─── Supplied records

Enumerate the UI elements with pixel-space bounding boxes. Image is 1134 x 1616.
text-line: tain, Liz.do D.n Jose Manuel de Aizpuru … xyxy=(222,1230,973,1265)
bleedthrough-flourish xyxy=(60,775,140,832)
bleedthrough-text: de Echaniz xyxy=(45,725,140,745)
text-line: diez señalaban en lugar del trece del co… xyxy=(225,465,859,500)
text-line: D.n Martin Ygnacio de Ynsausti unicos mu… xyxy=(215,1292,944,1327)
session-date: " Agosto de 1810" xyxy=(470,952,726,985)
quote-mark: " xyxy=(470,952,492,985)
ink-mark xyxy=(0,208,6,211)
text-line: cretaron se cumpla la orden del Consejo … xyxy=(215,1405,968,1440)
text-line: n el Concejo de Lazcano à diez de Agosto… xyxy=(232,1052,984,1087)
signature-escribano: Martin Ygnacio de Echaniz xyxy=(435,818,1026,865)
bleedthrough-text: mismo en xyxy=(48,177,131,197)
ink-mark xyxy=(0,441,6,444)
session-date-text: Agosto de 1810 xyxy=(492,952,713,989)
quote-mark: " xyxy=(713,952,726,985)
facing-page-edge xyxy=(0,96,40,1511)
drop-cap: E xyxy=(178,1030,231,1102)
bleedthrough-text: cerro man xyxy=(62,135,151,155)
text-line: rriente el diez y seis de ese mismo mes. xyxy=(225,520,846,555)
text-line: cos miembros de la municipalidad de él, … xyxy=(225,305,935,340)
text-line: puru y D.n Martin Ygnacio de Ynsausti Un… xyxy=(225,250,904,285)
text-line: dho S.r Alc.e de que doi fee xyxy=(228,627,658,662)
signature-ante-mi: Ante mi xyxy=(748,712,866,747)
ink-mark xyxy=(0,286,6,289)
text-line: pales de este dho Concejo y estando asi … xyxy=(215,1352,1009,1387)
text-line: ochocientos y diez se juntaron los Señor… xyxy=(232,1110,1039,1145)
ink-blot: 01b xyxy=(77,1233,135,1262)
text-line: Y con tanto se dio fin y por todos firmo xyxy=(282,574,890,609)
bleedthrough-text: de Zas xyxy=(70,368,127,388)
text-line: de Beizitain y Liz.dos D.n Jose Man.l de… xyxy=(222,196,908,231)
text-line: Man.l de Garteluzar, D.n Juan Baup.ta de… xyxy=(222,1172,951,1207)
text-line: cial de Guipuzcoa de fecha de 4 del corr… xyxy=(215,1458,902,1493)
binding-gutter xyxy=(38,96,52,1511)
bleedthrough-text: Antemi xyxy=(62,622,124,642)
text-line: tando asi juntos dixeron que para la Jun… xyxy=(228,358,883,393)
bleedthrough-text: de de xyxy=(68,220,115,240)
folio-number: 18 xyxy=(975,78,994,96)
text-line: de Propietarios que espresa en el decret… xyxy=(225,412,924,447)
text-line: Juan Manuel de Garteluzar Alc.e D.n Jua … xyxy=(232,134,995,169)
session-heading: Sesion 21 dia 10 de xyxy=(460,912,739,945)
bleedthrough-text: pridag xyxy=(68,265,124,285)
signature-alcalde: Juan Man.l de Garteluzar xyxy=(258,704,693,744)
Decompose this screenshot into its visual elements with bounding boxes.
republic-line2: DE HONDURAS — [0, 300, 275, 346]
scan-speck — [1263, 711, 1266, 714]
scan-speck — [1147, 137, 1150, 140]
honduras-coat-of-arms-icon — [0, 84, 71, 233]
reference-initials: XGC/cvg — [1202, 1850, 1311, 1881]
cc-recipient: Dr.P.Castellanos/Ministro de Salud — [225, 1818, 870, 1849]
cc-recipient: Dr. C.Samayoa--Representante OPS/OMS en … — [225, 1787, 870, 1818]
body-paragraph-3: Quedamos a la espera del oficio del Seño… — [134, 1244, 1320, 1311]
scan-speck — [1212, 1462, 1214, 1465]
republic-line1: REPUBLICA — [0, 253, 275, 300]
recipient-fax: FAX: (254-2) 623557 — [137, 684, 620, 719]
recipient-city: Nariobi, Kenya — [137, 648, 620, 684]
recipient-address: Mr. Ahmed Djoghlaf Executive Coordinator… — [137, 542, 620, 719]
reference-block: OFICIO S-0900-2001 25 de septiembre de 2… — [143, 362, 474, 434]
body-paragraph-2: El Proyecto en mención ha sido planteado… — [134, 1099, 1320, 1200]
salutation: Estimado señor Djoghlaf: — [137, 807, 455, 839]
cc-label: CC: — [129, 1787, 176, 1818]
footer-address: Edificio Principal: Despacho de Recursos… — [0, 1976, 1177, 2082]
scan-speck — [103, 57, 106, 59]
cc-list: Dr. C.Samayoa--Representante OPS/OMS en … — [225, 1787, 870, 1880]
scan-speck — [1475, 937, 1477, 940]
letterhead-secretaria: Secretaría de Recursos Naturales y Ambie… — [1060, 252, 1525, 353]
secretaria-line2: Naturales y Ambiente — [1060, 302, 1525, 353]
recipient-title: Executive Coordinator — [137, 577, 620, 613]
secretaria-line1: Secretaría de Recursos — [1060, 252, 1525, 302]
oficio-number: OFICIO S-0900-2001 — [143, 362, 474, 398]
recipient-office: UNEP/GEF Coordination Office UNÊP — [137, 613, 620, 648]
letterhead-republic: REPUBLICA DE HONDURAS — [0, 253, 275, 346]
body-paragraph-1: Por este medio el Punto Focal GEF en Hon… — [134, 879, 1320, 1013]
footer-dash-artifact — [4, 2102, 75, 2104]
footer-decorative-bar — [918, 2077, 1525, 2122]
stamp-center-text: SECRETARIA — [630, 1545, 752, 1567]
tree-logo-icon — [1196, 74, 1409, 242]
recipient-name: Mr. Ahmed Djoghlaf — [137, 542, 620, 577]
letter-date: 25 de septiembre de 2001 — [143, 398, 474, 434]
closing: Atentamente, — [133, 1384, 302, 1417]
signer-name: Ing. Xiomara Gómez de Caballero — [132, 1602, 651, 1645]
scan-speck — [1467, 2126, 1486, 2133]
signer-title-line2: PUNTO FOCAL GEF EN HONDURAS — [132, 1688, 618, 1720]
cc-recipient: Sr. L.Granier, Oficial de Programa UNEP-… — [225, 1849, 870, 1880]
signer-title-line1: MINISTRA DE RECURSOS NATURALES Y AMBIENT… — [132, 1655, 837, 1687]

──────

Task instructions: Turn every line of the entries above into a numbered list, omitting any blank lines.

Result of the exercise:
1. Enumerate the UI elements with pixel-space bounding boxes. Image is 1134 x 1616.
2. text-line: tain, Liz.do D.n Jose Manuel de Aizpuru … xyxy=(222,1230,973,1265)
3. bleedthrough-flourish xyxy=(60,775,140,832)
4. bleedthrough-text: de Echaniz xyxy=(45,725,140,745)
5. text-line: diez señalaban en lugar del trece del co… xyxy=(225,465,859,500)
6. text-line: D.n Martin Ygnacio de Ynsausti unicos mu… xyxy=(215,1292,944,1327)
7. session-date: " Agosto de 1810" xyxy=(470,952,726,985)
8. quote-mark: " xyxy=(470,952,492,985)
9. ink-mark xyxy=(0,208,6,211)
10. text-line: cretaron se cumpla la orden del Consejo … xyxy=(215,1405,968,1440)
11. text-line: n el Concejo de Lazcano à diez de Agosto… xyxy=(232,1052,984,1087)
12. signature-escribano: Martin Ygnacio de Echaniz xyxy=(435,818,1026,865)
13. bleedthrough-text: mismo en xyxy=(48,177,131,197)
14. ink-mark xyxy=(0,441,6,444)
15. session-date-text: Agosto de 1810 xyxy=(492,952,713,989)
16. quote-mark: " xyxy=(713,952,726,985)
17. facing-page-edge xyxy=(0,96,40,1511)
18. drop-cap: E xyxy=(178,1030,231,1102)
19. bleedthrough-text: cerro man xyxy=(62,135,151,155)
20. text-line: rriente el diez y seis de ese mismo mes. xyxy=(225,520,846,555)
21. text-line: cos miembros de la municipalidad de él, … xyxy=(225,305,935,340)
22. text-line: puru y D.n Martin Ygnacio de Ynsausti Un… xyxy=(225,250,904,285)
23. text-line: dho S.r Alc.e de que doi fee xyxy=(228,627,658,662)
24. signature-ante-mi: Ante mi xyxy=(748,712,866,747)
25. ink-mark xyxy=(0,286,6,289)
26. text-line: pales de este dho Concejo y estando asi … xyxy=(215,1352,1009,1387)
27. text-line: ochocientos y diez se juntaron los Señor… xyxy=(232,1110,1039,1145)
28. ink-blot: 01b xyxy=(77,1233,135,1262)
29. text-line: Y con tanto se dio fin y por todos firmo xyxy=(282,574,890,609)
30. bleedthrough-text: de Zas xyxy=(70,368,127,388)
31. text-line: de Beizitain y Liz.dos D.n Jose Man.l de… xyxy=(222,196,908,231)
32. text-line: Man.l de Garteluzar, D.n Juan Baup.ta de… xyxy=(222,1172,951,1207)
33. text-line: cial de Guipuzcoa de fecha de 4 del corr… xyxy=(215,1458,902,1493)
34. binding-gutter xyxy=(38,96,52,1511)
35. bleedthrough-text: Antemi xyxy=(62,622,124,642)
36. text-line: tando asi juntos dixeron que para la Jun… xyxy=(228,358,883,393)
37. bleedthrough-text: de de xyxy=(68,220,115,240)
38. folio-number: 18 xyxy=(975,78,994,96)
39. text-line: de Propietarios que espresa en el decret… xyxy=(225,412,924,447)
40. text-line: Juan Manuel de Garteluzar Alc.e D.n Jua … xyxy=(232,134,995,169)
41. session-heading: Sesion 21 dia 10 de xyxy=(460,912,739,945)
42. bleedthrough-text: pridag xyxy=(68,265,124,285)
43. signature-alcalde: Juan Man.l de Garteluzar xyxy=(258,704,693,744)
44. Decompose this screenshot into its visual elements with bounding boxes.
45. republic-line2: DE HONDURAS — [0, 300, 275, 346]
46. scan-speck — [1263, 711, 1266, 714]
47. scan-speck — [1147, 137, 1150, 140]
48. honduras-coat-of-arms-icon — [0, 84, 71, 233]
49. reference-initials: XGC/cvg — [1202, 1850, 1311, 1881]
50. cc-recipient: Dr.P.Castellanos/Ministro de Salud — [225, 1818, 870, 1849]
51. cc-recipient: Dr. C.Samayoa--Representante OPS/OMS en … — [225, 1787, 870, 1818]
52. body-paragraph-3: Quedamos a la espera del oficio del Seño… — [134, 1244, 1320, 1311]
53. scan-speck — [1212, 1462, 1214, 1465]
54. republic-line1: REPUBLICA — [0, 253, 275, 300]
55. recipient-fax: FAX: (254-2) 623557 — [137, 684, 620, 719]
56. recipient-city: Nariobi, Kenya — [137, 648, 620, 684]
57. recipient-address: Mr. Ahmed Djoghlaf Executive Coordinator… — [137, 542, 620, 719]
58. reference-block: OFICIO S-0900-2001 25 de septiembre de 2… — [143, 362, 474, 434]
59. body-paragraph-2: El Proyecto en mención ha sido planteado… — [134, 1099, 1320, 1200]
60. salutation: Estimado señor Djoghlaf: — [137, 807, 455, 839]
61. cc-label: CC: — [129, 1787, 176, 1818]
62. footer-address: Edificio Principal: Despacho de Recursos… — [0, 1976, 1177, 2082]
63. scan-speck — [103, 57, 106, 59]
64. cc-list: Dr. C.Samayoa--Representante OPS/OMS en … — [225, 1787, 870, 1880]
65. scan-speck — [1475, 937, 1477, 940]
66. letterhead-secretaria: Secretaría de Recursos Naturales y Ambie… — [1060, 252, 1525, 353]
67. secretaria-line2: Naturales y Ambiente — [1060, 302, 1525, 353]
68. recipient-title: Executive Coordinator — [137, 577, 620, 613]
69. secretaria-line1: Secretaría de Recursos — [1060, 252, 1525, 302]
70. oficio-number: OFICIO S-0900-2001 — [143, 362, 474, 398]
71. recipient-office: UNEP/GEF Coordination Office UNÊP — [137, 613, 620, 648]
72. letterhead-republic: REPUBLICA DE HONDURAS — [0, 253, 275, 346]
73. body-paragraph-1: Por este medio el Punto Focal GEF en Hon… — [134, 879, 1320, 1013]
74. footer-dash-artifact — [4, 2102, 75, 2104]
75. footer-decorative-bar — [918, 2077, 1525, 2122]
76. stamp-center-text: SECRETARIA — [630, 1545, 752, 1567]
77. tree-logo-icon — [1196, 74, 1409, 242]
78. recipient-name: Mr. Ahmed Djoghlaf — [137, 542, 620, 577]
79. letter-date: 25 de septiembre de 2001 — [143, 398, 474, 434]
80. closing: Atentamente, — [133, 1384, 302, 1417]
81. signer-name: Ing. Xiomara Gómez de Caballero — [132, 1602, 651, 1645]
82. scan-speck — [1467, 2126, 1486, 2133]
83. signer-title-line2: PUNTO FOCAL GEF EN HONDURAS — [132, 1688, 618, 1720]
84. cc-recipient: Sr. L.Granier, Oficial de Programa UNEP-… — [225, 1849, 870, 1880]
85. signer-title-line1: MINISTRA DE RECURSOS NATURALES Y AMBIENT… — [132, 1655, 837, 1687]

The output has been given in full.